Direction
The entries below are to be transcribed in full, without their images.

Source data:
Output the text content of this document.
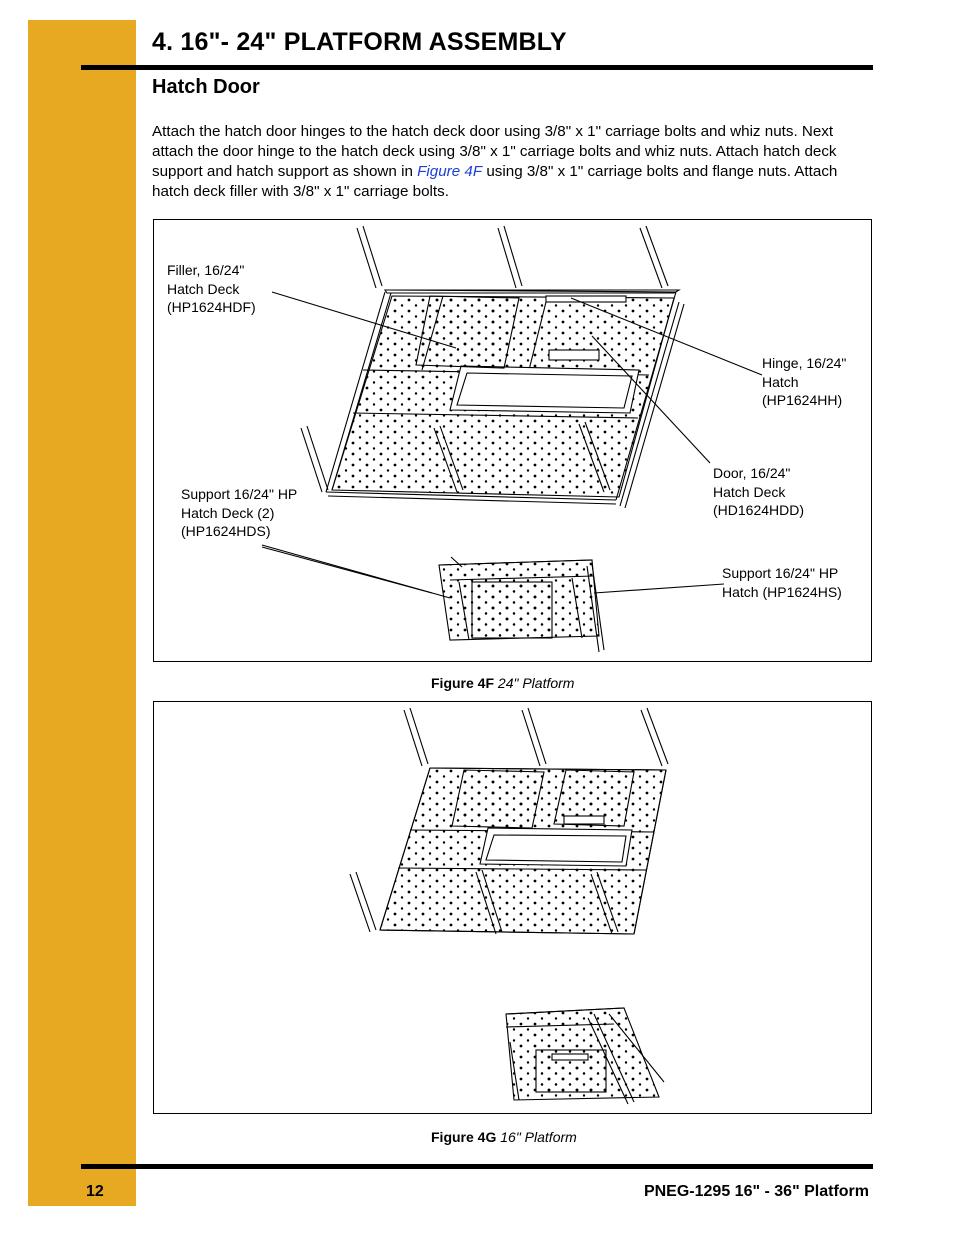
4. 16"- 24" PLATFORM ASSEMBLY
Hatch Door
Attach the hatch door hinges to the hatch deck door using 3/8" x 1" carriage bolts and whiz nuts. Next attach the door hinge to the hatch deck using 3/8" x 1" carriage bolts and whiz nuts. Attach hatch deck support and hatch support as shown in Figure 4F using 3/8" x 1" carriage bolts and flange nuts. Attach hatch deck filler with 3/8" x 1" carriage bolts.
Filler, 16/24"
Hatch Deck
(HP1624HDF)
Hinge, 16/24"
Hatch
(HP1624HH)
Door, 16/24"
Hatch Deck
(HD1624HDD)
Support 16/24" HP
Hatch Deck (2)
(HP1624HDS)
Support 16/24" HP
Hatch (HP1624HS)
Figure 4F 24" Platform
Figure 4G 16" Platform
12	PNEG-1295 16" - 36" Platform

Correct result
Output the text content of this document.
4. 16"- 24" PLATFORM ASSEMBLY
Hatch Door
Attach the hatch door hinges to the hatch deck door using 3/8" x 1" carriage bolts and whiz nuts. Next attach the door hinge to the hatch deck using 3/8" x 1" carriage bolts and whiz nuts. Attach hatch deck support and hatch support as shown in Figure 4F using 3/8" x 1" carriage bolts and flange nuts. Attach hatch deck filler with 3/8" x 1" carriage bolts.
Filler, 16/24"
Hatch Deck
(HP1624HDF)
Hinge, 16/24"
Hatch
(HP1624HH)
Door, 16/24"
Hatch Deck
(HD1624HDD)
Support 16/24" HP
Hatch Deck (2)
(HP1624HDS)
Support 16/24" HP
Hatch (HP1624HS)
Figure 4F 24" Platform
Figure 4G 16" Platform
12	PNEG-1295 16" - 36" Platform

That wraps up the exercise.